Reproduce every line of the records below word for word.

* Start *

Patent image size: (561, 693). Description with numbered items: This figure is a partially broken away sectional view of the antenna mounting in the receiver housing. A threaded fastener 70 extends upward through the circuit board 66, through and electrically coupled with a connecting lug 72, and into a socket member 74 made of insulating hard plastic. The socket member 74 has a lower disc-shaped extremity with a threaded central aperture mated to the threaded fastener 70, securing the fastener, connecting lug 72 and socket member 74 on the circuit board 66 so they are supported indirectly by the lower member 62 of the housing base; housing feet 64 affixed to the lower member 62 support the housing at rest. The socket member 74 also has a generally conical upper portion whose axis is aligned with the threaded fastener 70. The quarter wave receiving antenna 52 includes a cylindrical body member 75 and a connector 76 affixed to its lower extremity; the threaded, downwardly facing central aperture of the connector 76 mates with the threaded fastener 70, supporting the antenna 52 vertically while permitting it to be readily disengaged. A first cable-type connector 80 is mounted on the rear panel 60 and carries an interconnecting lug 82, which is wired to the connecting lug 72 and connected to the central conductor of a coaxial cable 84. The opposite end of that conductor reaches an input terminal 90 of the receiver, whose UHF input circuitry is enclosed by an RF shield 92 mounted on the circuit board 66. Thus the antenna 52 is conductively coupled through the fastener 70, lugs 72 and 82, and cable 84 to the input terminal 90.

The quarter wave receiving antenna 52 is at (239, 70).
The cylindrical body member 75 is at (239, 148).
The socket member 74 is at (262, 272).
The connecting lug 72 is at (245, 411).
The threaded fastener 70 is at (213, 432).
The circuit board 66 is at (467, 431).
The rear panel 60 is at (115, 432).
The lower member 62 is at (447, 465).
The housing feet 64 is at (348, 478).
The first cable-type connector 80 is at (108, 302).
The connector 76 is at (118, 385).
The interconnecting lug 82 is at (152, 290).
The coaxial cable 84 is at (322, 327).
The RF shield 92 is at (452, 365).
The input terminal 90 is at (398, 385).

* End *

THE RESPONSE —
Patent image size: (561, 693). Description with numbered items: This figure is a partially broken away sectional view of the antenna mounting in the receiver housing. A threaded fastener 70 extends upward through the circuit board 66, through and electrically coupled with a connecting lug 72, and into a socket member 74 made of insulating hard plastic. The socket member 74 has a lower disc-shaped extremity with a threaded central aperture mated to the threaded fastener 70, securing the fastener, connecting lug 72 and socket member 74 on the circuit board 66 so they are supported indirectly by the lower member 62 of the housing base; housing feet 64 affixed to the lower member 62 support the housing at rest. The socket member 74 also has a generally conical upper portion whose axis is aligned with the threaded fastener 70. The quarter wave receiving antenna 52 includes a cylindrical body member 75 and a connector 76 affixed to its lower extremity; the threaded, downwardly facing central aperture of the connector 76 mates with the threaded fastener 70, supporting the antenna 52 vertically while permitting it to be readily disengaged. A first cable-type connector 80 is mounted on the rear panel 60 and carries an interconnecting lug 82, which is wired to the connecting lug 72 and connected to the central conductor of a coaxial cable 84. The opposite end of that conductor reaches an input terminal 90 of the receiver, whose UHF input circuitry is enclosed by an RF shield 92 mounted on the circuit board 66. Thus the antenna 52 is conductively coupled through the fastener 70, lugs 72 and 82, and cable 84 to the input terminal 90.

The quarter wave receiving antenna 52 is at (239, 70).
The cylindrical body member 75 is at (239, 148).
The socket member 74 is at (262, 272).
The connecting lug 72 is at (245, 411).
The threaded fastener 70 is at (213, 432).
The circuit board 66 is at (467, 431).
The rear panel 60 is at (115, 432).
The lower member 62 is at (447, 465).
The housing feet 64 is at (348, 478).
The first cable-type connector 80 is at (108, 302).
The connector 76 is at (118, 385).
The interconnecting lug 82 is at (152, 290).
The coaxial cable 84 is at (322, 327).
The RF shield 92 is at (452, 365).
The input terminal 90 is at (398, 385).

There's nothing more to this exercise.